Recorded information —
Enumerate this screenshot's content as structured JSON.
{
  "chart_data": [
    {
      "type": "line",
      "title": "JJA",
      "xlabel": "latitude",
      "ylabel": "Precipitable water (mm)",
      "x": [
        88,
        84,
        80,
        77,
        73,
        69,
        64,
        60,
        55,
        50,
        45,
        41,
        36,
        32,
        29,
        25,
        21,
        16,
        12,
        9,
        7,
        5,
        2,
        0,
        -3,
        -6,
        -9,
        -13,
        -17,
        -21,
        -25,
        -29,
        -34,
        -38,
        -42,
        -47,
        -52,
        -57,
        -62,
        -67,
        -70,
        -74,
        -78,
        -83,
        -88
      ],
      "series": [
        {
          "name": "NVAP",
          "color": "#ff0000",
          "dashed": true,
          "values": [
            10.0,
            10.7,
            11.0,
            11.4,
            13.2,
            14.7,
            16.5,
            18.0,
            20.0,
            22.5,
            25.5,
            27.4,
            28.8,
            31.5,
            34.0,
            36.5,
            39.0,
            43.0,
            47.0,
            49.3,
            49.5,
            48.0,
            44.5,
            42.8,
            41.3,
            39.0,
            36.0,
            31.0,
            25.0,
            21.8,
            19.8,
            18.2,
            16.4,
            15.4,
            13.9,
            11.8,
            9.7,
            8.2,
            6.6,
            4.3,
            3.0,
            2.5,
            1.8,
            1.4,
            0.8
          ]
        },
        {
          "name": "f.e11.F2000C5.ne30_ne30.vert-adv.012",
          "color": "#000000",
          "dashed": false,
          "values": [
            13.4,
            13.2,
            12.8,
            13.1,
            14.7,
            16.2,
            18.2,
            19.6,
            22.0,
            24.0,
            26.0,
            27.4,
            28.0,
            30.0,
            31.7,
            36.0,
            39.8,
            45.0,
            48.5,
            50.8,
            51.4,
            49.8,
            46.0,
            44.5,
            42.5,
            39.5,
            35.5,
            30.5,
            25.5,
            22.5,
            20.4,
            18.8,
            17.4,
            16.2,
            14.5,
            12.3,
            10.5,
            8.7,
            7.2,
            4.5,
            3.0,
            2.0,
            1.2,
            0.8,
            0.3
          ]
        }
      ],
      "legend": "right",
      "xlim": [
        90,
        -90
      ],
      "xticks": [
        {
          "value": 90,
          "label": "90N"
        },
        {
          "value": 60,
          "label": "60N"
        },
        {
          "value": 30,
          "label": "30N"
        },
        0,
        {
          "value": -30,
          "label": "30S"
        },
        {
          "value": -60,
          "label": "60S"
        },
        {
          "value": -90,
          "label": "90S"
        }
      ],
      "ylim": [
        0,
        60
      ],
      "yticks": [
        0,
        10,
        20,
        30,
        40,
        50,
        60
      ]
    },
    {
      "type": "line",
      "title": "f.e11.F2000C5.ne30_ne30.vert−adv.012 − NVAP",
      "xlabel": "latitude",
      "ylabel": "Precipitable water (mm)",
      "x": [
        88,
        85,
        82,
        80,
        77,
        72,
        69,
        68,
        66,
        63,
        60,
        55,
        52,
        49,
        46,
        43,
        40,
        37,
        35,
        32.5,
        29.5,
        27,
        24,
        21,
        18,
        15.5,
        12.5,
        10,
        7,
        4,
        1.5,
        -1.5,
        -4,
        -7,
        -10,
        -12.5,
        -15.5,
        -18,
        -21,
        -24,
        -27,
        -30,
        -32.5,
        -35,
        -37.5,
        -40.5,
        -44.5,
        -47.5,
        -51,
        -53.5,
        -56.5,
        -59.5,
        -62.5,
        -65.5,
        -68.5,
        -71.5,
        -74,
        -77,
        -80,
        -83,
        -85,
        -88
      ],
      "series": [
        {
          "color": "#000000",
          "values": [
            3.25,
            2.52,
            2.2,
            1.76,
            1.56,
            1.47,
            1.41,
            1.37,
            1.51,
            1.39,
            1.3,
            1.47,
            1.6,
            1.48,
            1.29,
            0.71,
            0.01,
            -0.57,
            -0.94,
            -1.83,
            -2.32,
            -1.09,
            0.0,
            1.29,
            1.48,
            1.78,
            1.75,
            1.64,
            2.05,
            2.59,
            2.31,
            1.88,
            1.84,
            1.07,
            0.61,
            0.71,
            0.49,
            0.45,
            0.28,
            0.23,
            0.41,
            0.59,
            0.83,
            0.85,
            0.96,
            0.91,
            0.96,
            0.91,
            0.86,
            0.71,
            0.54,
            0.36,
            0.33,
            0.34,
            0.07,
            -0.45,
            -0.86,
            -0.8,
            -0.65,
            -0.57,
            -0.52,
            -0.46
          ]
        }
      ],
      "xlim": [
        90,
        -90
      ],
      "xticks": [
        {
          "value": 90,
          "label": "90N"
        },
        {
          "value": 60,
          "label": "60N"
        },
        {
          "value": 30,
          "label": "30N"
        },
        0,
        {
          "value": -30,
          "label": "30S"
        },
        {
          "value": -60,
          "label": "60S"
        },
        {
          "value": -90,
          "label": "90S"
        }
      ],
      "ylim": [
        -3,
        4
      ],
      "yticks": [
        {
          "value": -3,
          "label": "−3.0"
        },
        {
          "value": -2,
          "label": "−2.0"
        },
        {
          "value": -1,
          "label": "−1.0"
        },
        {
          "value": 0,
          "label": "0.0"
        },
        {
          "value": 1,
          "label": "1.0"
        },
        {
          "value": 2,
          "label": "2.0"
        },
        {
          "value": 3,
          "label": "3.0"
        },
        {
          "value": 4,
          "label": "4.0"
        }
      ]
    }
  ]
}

Instructions for the task — Find all lines where the word "vert" appears. Copy them.

Task output —
          "name": "f.e11.F2000C5.ne30_ne30.vert-adv.012",
      "title": "f.e11.F2000C5.ne30_ne30.vert−adv.012 − NVAP",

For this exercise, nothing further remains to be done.